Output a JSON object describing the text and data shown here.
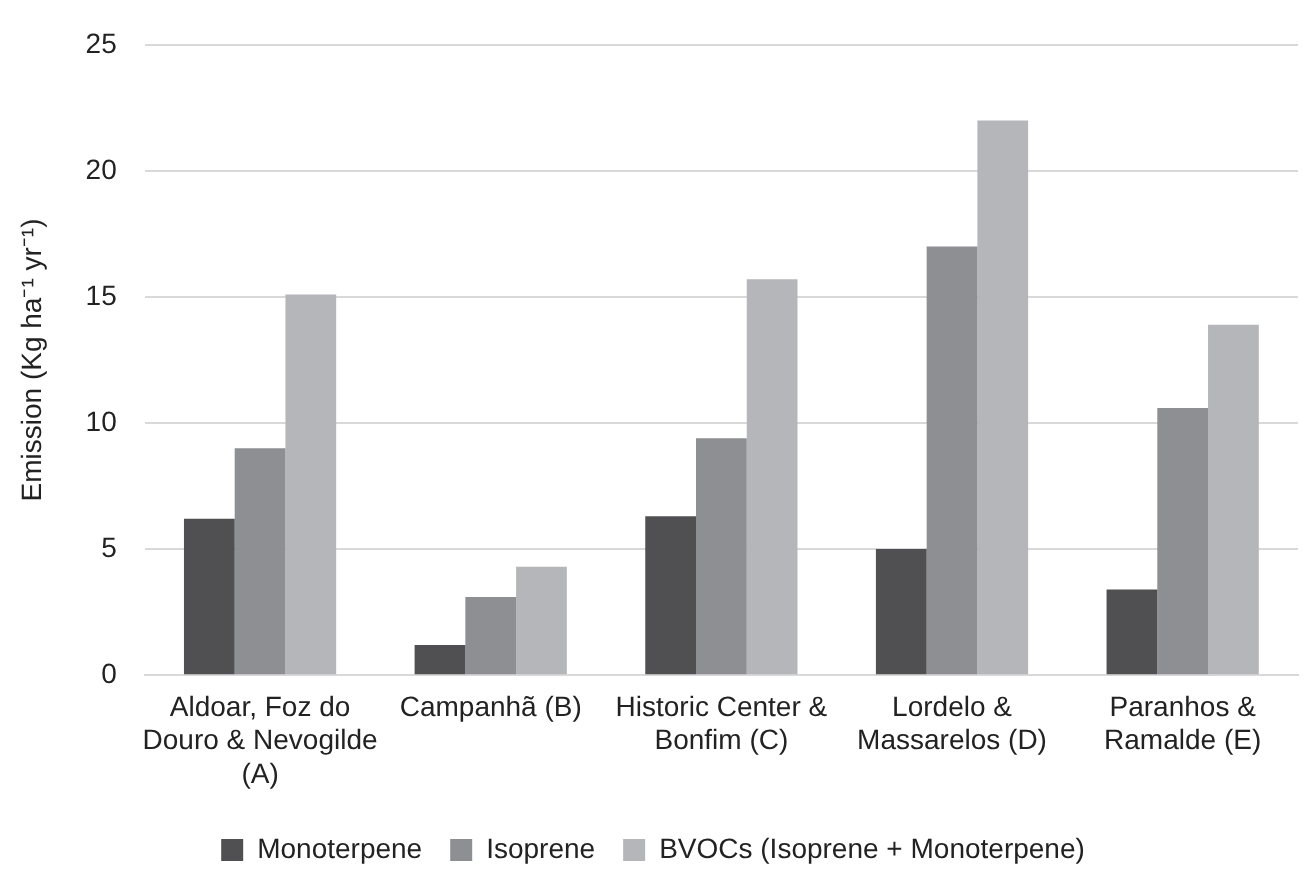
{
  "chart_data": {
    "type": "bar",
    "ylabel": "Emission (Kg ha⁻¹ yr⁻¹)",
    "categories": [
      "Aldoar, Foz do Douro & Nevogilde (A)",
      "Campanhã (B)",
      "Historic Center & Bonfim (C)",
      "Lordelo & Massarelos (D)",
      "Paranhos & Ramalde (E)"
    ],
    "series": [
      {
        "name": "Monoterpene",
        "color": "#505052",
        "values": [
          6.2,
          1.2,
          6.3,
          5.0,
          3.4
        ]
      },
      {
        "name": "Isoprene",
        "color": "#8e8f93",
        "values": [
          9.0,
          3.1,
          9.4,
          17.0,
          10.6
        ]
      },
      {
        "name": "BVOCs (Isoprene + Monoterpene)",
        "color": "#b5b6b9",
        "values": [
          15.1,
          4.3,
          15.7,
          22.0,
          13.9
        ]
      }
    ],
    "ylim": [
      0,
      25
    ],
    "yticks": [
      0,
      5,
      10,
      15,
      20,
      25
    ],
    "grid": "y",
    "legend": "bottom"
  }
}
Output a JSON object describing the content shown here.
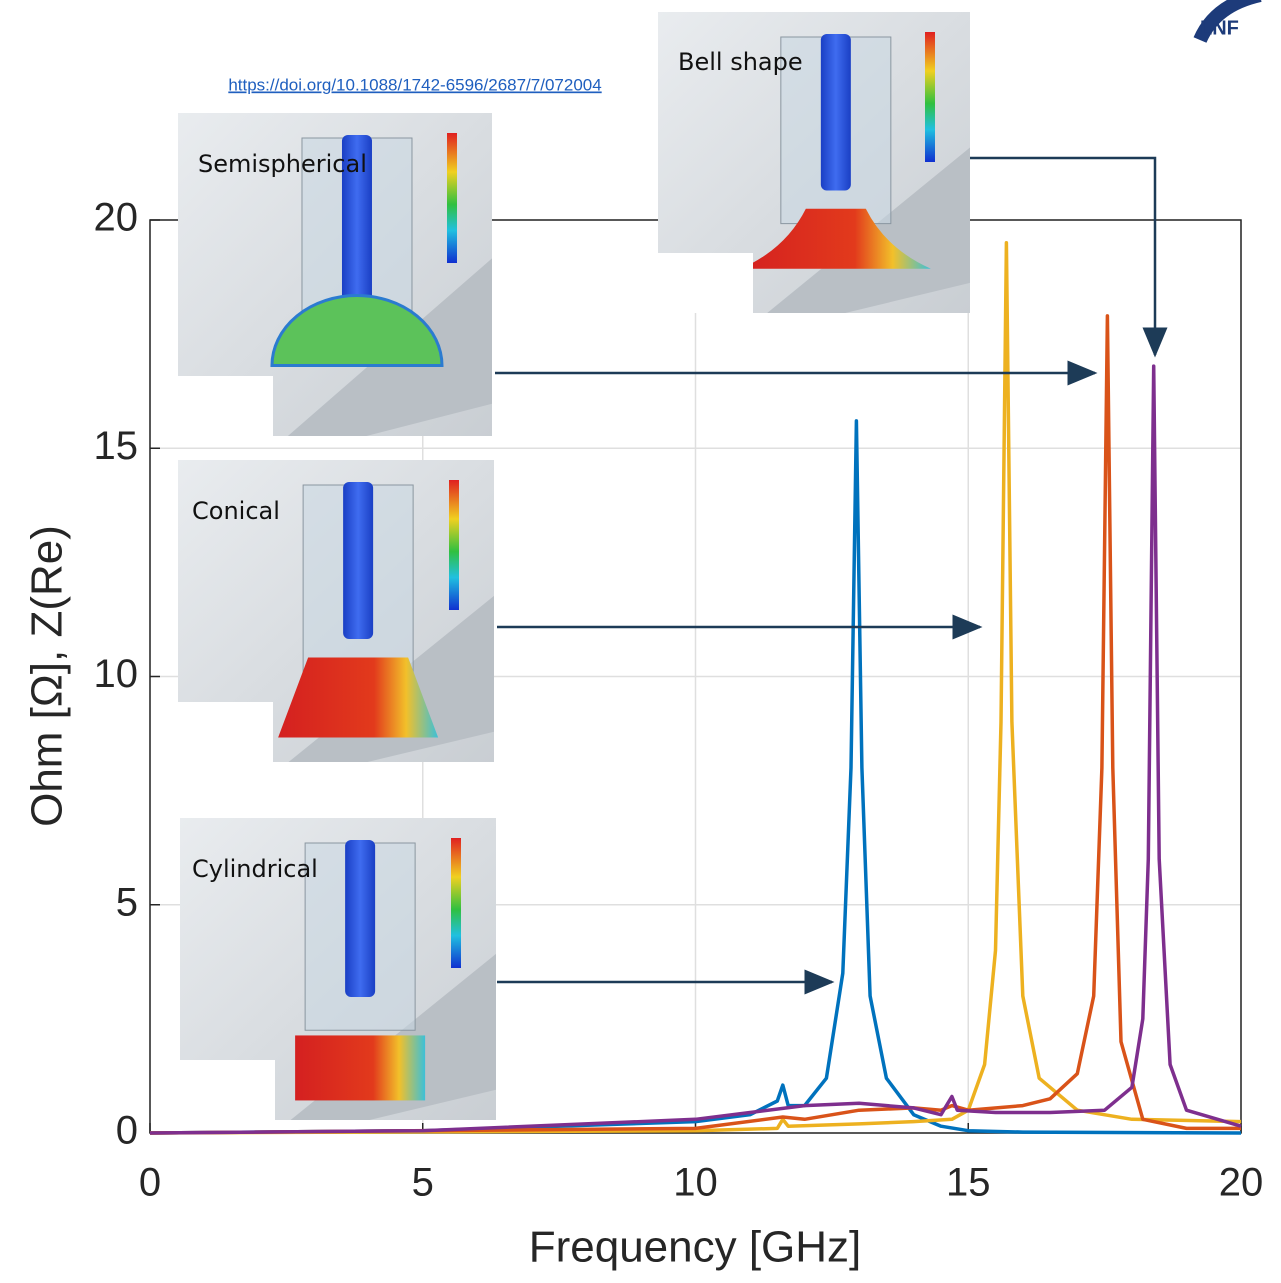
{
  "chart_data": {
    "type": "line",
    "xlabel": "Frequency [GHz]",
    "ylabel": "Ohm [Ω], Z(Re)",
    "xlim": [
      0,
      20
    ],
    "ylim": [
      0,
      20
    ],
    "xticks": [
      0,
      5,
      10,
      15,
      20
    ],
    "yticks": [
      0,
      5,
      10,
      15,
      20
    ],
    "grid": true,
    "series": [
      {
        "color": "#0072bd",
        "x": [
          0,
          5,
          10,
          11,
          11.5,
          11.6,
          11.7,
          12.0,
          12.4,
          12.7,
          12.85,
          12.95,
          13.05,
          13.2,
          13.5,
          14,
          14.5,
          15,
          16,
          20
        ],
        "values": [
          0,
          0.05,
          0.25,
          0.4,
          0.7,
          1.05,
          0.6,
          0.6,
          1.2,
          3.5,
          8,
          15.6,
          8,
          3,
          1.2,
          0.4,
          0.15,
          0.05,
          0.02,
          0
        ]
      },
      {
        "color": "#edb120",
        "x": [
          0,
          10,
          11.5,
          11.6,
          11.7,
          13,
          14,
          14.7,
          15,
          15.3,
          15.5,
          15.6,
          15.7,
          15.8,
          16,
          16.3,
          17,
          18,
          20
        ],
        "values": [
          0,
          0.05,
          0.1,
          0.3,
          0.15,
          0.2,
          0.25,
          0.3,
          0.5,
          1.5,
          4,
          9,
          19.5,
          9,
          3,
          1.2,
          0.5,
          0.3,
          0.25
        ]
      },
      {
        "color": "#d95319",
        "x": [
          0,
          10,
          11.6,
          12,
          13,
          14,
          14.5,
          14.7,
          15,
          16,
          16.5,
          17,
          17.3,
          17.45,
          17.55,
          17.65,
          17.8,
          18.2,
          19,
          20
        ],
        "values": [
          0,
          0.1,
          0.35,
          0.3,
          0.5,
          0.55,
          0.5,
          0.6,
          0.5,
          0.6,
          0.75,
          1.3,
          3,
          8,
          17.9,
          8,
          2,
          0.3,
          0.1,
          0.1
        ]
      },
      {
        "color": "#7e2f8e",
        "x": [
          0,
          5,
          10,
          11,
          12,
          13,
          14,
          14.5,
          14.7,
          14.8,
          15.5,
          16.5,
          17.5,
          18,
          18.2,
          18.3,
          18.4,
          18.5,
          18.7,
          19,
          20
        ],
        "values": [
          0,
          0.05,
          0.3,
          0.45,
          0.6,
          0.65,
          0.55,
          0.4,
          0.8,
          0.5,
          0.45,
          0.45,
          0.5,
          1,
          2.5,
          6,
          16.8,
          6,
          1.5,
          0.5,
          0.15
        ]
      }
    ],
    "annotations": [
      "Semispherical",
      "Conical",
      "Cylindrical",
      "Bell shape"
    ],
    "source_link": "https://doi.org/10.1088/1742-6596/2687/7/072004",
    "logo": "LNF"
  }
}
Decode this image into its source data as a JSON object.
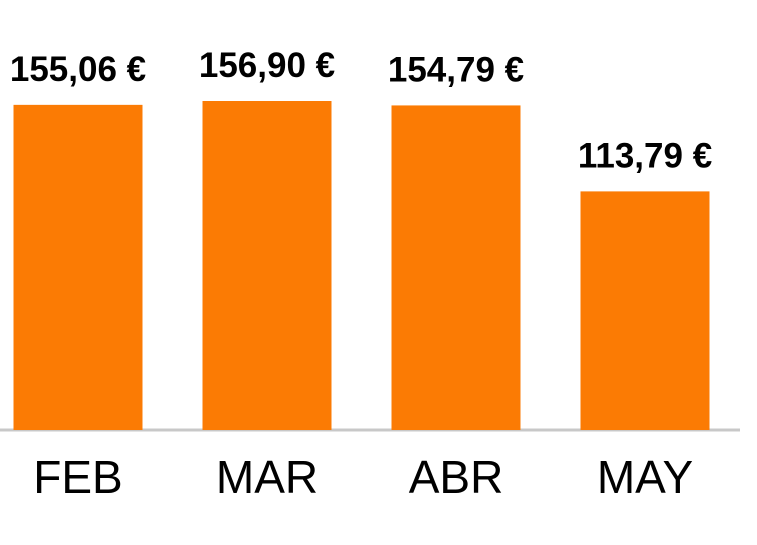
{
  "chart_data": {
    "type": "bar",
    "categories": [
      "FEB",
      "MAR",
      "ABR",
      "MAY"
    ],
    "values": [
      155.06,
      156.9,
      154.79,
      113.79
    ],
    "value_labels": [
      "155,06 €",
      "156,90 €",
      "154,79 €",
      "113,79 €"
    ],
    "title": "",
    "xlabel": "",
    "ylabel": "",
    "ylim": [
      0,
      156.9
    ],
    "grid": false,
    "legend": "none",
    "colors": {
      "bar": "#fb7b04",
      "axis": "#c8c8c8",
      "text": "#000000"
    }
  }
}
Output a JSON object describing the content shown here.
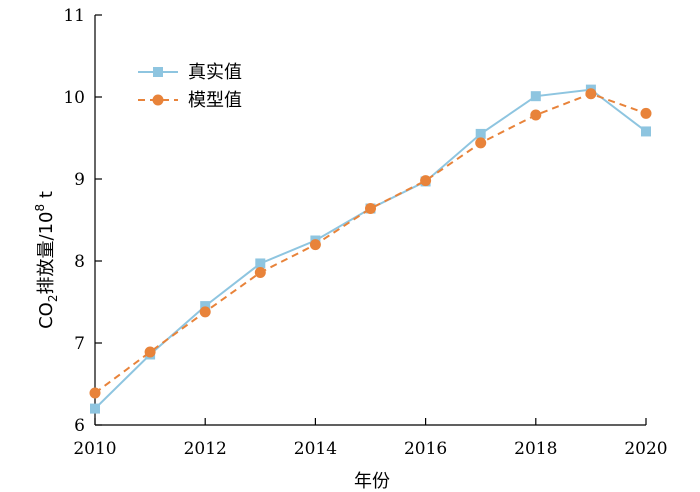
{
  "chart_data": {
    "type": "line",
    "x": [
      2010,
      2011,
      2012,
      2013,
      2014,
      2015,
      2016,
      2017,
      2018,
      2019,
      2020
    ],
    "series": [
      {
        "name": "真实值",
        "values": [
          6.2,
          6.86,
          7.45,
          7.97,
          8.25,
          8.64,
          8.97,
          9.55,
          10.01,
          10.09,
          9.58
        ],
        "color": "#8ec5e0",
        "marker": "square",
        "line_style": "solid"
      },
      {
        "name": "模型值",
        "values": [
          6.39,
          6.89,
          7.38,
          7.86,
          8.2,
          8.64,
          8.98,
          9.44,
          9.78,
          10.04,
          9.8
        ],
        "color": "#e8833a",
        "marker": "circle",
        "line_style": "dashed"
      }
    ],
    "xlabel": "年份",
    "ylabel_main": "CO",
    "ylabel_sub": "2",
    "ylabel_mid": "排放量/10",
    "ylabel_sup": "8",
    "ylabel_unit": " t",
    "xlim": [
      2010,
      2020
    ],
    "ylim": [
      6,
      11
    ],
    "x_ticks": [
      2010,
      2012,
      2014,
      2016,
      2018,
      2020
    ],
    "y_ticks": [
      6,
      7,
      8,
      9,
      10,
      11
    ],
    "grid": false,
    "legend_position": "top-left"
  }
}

-----

Instructions for the task | Copy the records exactly as they appear, excluding images.

Answer to this task |
Output a JSON object describing the text and data shown here.
{
  "chart_data": {
    "type": "bar",
    "ylabel": "Emission (Kg ha⁻¹ yr⁻¹)",
    "categories": [
      "Aldoar, Foz do Douro & Nevogilde (A)",
      "Campanhã (B)",
      "Historic Center & Bonfim (C)",
      "Lordelo & Massarelos (D)",
      "Paranhos & Ramalde (E)"
    ],
    "series": [
      {
        "name": "Monoterpene",
        "color": "#505052",
        "values": [
          6.2,
          1.2,
          6.3,
          5.0,
          3.4
        ]
      },
      {
        "name": "Isoprene",
        "color": "#8e8f93",
        "values": [
          9.0,
          3.1,
          9.4,
          17.0,
          10.6
        ]
      },
      {
        "name": "BVOCs (Isoprene + Monoterpene)",
        "color": "#b5b6b9",
        "values": [
          15.1,
          4.3,
          15.7,
          22.0,
          13.9
        ]
      }
    ],
    "ylim": [
      0,
      25
    ],
    "yticks": [
      0,
      5,
      10,
      15,
      20,
      25
    ],
    "grid": "y",
    "legend": "bottom"
  }
}
Output a JSON object describing the content shown here.
{
  "chart_data": {
    "type": "line",
    "xlabel": "Frequency [GHz]",
    "ylabel": "Ohm [Ω], Z(Re)",
    "xlim": [
      0,
      20
    ],
    "ylim": [
      0,
      20
    ],
    "xticks": [
      0,
      5,
      10,
      15,
      20
    ],
    "yticks": [
      0,
      5,
      10,
      15,
      20
    ],
    "grid": true,
    "series": [
      {
        "color": "#0072bd",
        "x": [
          0,
          5,
          10,
          11,
          11.5,
          11.6,
          11.7,
          12.0,
          12.4,
          12.7,
          12.85,
          12.95,
          13.05,
          13.2,
          13.5,
          14,
          14.5,
          15,
          16,
          20
        ],
        "values": [
          0,
          0.05,
          0.25,
          0.4,
          0.7,
          1.05,
          0.6,
          0.6,
          1.2,
          3.5,
          8,
          15.6,
          8,
          3,
          1.2,
          0.4,
          0.15,
          0.05,
          0.02,
          0
        ]
      },
      {
        "color": "#edb120",
        "x": [
          0,
          10,
          11.5,
          11.6,
          11.7,
          13,
          14,
          14.7,
          15,
          15.3,
          15.5,
          15.6,
          15.7,
          15.8,
          16,
          16.3,
          17,
          18,
          20
        ],
        "values": [
          0,
          0.05,
          0.1,
          0.3,
          0.15,
          0.2,
          0.25,
          0.3,
          0.5,
          1.5,
          4,
          9,
          19.5,
          9,
          3,
          1.2,
          0.5,
          0.3,
          0.25
        ]
      },
      {
        "color": "#d95319",
        "x": [
          0,
          10,
          11.6,
          12,
          13,
          14,
          14.5,
          14.7,
          15,
          16,
          16.5,
          17,
          17.3,
          17.45,
          17.55,
          17.65,
          17.8,
          18.2,
          19,
          20
        ],
        "values": [
          0,
          0.1,
          0.35,
          0.3,
          0.5,
          0.55,
          0.5,
          0.6,
          0.5,
          0.6,
          0.75,
          1.3,
          3,
          8,
          17.9,
          8,
          2,
          0.3,
          0.1,
          0.1
        ]
      },
      {
        "color": "#7e2f8e",
        "x": [
          0,
          5,
          10,
          11,
          12,
          13,
          14,
          14.5,
          14.7,
          14.8,
          15.5,
          16.5,
          17.5,
          18,
          18.2,
          18.3,
          18.4,
          18.5,
          18.7,
          19,
          20
        ],
        "values": [
          0,
          0.05,
          0.3,
          0.45,
          0.6,
          0.65,
          0.55,
          0.4,
          0.8,
          0.5,
          0.45,
          0.45,
          0.5,
          1,
          2.5,
          6,
          16.8,
          6,
          1.5,
          0.5,
          0.15
        ]
      }
    ],
    "annotations": [
      "Semispherical",
      "Conical",
      "Cylindrical",
      "Bell shape"
    ],
    "source_link": "https://doi.org/10.1088/1742-6596/2687/7/072004",
    "logo": "LNF"
  }
}
Decode this image into its source data as a JSON object.
{
  "chart_data": {
    "type": "bar",
    "categories": [
      "FEB",
      "MAR",
      "ABR",
      "MAY"
    ],
    "values": [
      155.06,
      156.9,
      154.79,
      113.79
    ],
    "value_labels": [
      "155,06 €",
      "156,90 €",
      "154,79 €",
      "113,79 €"
    ],
    "title": "",
    "xlabel": "",
    "ylabel": "",
    "ylim": [
      0,
      156.9
    ],
    "grid": false,
    "legend": "none",
    "colors": {
      "bar": "#fb7b04",
      "axis": "#c8c8c8",
      "text": "#000000"
    }
  }
}
Output a JSON object describing the content shown here.
{
  "chart_data": {
    "type": "line",
    "x": [
      2010,
      2011,
      2012,
      2013,
      2014,
      2015,
      2016,
      2017,
      2018,
      2019,
      2020
    ],
    "series": [
      {
        "name": "真实值",
        "values": [
          6.2,
          6.86,
          7.45,
          7.97,
          8.25,
          8.64,
          8.97,
          9.55,
          10.01,
          10.09,
          9.58
        ],
        "color": "#8ec5e0",
        "marker": "square",
        "line_style": "solid"
      },
      {
        "name": "模型值",
        "values": [
          6.39,
          6.89,
          7.38,
          7.86,
          8.2,
          8.64,
          8.98,
          9.44,
          9.78,
          10.04,
          9.8
        ],
        "color": "#e8833a",
        "marker": "circle",
        "line_style": "dashed"
      }
    ],
    "xlabel": "年份",
    "ylabel_main": "CO",
    "ylabel_sub": "2",
    "ylabel_mid": "排放量/10",
    "ylabel_sup": "8",
    "ylabel_unit": " t",
    "xlim": [
      2010,
      2020
    ],
    "ylim": [
      6,
      11
    ],
    "x_ticks": [
      2010,
      2012,
      2014,
      2016,
      2018,
      2020
    ],
    "y_ticks": [
      6,
      7,
      8,
      9,
      10,
      11
    ],
    "grid": false,
    "legend_position": "top-left"
  }
}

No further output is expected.